Given problem>
All of the material below is to be repeated exactly.

:::

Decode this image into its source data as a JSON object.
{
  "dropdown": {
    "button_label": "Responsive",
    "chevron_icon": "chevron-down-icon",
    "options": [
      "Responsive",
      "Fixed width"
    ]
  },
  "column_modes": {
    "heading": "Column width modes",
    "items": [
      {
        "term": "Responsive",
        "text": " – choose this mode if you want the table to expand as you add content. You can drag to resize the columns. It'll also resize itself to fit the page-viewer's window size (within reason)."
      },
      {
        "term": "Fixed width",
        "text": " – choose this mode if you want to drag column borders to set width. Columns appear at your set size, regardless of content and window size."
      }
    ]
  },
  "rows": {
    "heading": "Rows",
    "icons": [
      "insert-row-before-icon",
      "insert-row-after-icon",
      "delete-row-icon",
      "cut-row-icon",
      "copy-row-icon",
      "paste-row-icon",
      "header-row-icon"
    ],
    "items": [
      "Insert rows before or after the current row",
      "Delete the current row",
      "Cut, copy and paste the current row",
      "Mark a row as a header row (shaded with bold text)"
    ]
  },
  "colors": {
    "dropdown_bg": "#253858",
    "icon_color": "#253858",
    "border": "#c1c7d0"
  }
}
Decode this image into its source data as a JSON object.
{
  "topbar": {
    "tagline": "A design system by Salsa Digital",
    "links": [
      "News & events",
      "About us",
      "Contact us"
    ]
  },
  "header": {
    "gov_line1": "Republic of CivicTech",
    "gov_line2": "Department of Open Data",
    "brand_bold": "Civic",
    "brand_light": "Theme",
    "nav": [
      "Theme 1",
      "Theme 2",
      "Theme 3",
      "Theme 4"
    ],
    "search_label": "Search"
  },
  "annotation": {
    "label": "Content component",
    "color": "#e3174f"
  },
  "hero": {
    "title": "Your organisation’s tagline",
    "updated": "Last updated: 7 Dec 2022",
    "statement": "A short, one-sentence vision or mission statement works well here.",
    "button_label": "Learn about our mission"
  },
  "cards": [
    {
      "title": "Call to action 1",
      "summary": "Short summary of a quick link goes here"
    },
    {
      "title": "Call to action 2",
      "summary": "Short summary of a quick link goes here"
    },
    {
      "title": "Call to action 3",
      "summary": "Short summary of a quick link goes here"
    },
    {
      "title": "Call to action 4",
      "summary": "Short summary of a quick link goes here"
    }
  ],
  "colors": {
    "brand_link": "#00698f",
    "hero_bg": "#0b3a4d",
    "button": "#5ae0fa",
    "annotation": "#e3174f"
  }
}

:::

Exercise output>
Decode this image into its source data as a JSON object.
{
  "dropdown": {
    "button_label": "Responsive",
    "chevron_icon": "chevron-down-icon",
    "options": [
      "Responsive",
      "Fixed width"
    ]
  },
  "column_modes": {
    "heading": "Column width modes",
    "items": [
      {
        "term": "Responsive",
        "text": " – choose this mode if you want the table to expand as you add content. You can drag to resize the columns. It'll also resize itself to fit the page-viewer's window size (within reason)."
      },
      {
        "term": "Fixed width",
        "text": " – choose this mode if you want to drag column borders to set width. Columns appear at your set size, regardless of content and window size."
      }
    ]
  },
  "rows": {
    "heading": "Rows",
    "icons": [
      "insert-row-before-icon",
      "insert-row-after-icon",
      "delete-row-icon",
      "cut-row-icon",
      "copy-row-icon",
      "paste-row-icon",
      "header-row-icon"
    ],
    "items": [
      "Insert rows before or after the current row",
      "Delete the current row",
      "Cut, copy and paste the current row",
      "Mark a row as a header row (shaded with bold text)"
    ]
  },
  "colors": {
    "dropdown_bg": "#253858",
    "icon_color": "#253858",
    "border": "#c1c7d0"
  }
}
Decode this image into its source data as a JSON object.
{
  "topbar": {
    "tagline": "A design system by Salsa Digital",
    "links": [
      "News & events",
      "About us",
      "Contact us"
    ]
  },
  "header": {
    "gov_line1": "Republic of CivicTech",
    "gov_line2": "Department of Open Data",
    "brand_bold": "Civic",
    "brand_light": "Theme",
    "nav": [
      "Theme 1",
      "Theme 2",
      "Theme 3",
      "Theme 4"
    ],
    "search_label": "Search"
  },
  "annotation": {
    "label": "Content component",
    "color": "#e3174f"
  },
  "hero": {
    "title": "Your organisation’s tagline",
    "updated": "Last updated: 7 Dec 2022",
    "statement": "A short, one-sentence vision or mission statement works well here.",
    "button_label": "Learn about our mission"
  },
  "cards": [
    {
      "title": "Call to action 1",
      "summary": "Short summary of a quick link goes here"
    },
    {
      "title": "Call to action 2",
      "summary": "Short summary of a quick link goes here"
    },
    {
      "title": "Call to action 3",
      "summary": "Short summary of a quick link goes here"
    },
    {
      "title": "Call to action 4",
      "summary": "Short summary of a quick link goes here"
    }
  ],
  "colors": {
    "brand_link": "#00698f",
    "hero_bg": "#0b3a4d",
    "button": "#5ae0fa",
    "annotation": "#e3174f"
  }
}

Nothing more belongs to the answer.